Entries -
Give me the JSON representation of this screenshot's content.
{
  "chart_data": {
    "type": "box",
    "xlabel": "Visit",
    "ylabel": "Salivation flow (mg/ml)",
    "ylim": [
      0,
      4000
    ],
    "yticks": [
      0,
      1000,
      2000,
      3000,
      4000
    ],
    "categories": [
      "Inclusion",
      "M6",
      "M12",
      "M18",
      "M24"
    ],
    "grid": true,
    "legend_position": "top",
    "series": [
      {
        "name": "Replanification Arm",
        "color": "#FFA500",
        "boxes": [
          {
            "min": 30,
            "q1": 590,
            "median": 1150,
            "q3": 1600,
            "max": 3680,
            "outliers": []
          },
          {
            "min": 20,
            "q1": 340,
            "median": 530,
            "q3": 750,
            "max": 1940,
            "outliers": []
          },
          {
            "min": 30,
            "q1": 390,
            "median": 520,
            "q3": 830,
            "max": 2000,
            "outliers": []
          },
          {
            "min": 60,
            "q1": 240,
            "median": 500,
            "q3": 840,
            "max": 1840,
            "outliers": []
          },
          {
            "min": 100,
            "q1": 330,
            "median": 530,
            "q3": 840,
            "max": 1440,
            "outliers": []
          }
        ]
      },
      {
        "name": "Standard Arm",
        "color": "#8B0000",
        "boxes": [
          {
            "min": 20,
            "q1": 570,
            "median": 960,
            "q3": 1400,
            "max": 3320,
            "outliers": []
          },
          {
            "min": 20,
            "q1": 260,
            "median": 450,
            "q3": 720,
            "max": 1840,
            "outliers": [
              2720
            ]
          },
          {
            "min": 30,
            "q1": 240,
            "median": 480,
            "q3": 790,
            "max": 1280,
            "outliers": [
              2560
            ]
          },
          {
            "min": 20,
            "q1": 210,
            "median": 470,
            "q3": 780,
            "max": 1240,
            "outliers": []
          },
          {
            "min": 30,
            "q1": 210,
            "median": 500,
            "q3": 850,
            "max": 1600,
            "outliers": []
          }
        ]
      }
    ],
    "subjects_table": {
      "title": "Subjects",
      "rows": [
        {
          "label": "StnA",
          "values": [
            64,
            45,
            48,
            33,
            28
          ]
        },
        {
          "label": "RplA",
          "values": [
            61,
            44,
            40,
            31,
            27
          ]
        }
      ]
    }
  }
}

* * *

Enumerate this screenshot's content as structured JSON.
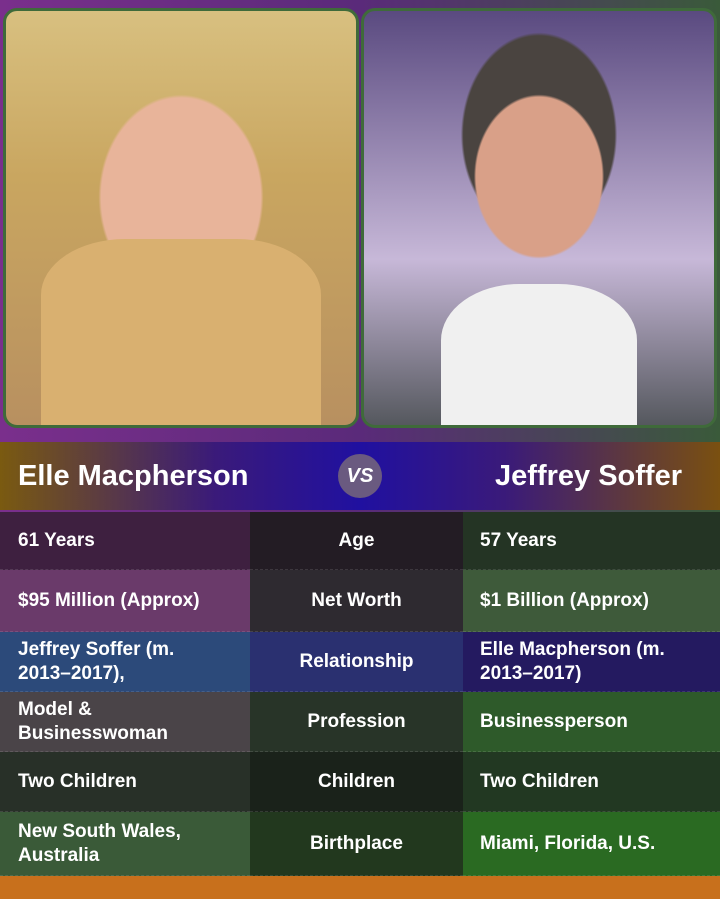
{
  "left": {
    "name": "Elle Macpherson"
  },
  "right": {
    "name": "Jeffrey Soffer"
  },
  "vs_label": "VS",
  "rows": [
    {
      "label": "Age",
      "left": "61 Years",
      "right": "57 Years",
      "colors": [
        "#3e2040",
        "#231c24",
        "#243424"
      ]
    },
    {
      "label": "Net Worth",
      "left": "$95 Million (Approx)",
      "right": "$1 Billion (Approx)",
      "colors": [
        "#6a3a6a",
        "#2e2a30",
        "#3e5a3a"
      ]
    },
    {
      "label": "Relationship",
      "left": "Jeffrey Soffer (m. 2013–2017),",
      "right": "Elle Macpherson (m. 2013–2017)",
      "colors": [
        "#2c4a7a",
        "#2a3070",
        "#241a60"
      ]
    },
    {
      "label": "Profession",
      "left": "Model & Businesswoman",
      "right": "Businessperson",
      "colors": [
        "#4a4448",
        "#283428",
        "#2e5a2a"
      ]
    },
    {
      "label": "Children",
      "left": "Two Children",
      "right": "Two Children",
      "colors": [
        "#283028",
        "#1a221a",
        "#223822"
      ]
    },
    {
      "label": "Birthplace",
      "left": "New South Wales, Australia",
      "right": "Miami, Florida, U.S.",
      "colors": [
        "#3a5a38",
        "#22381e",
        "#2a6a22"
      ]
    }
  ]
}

Set problem -
Give every line of the material that includes the string "Approx".

Problem solution -
      "left": "$95 Million (Approx)",
      "right": "$1 Billion (Approx)",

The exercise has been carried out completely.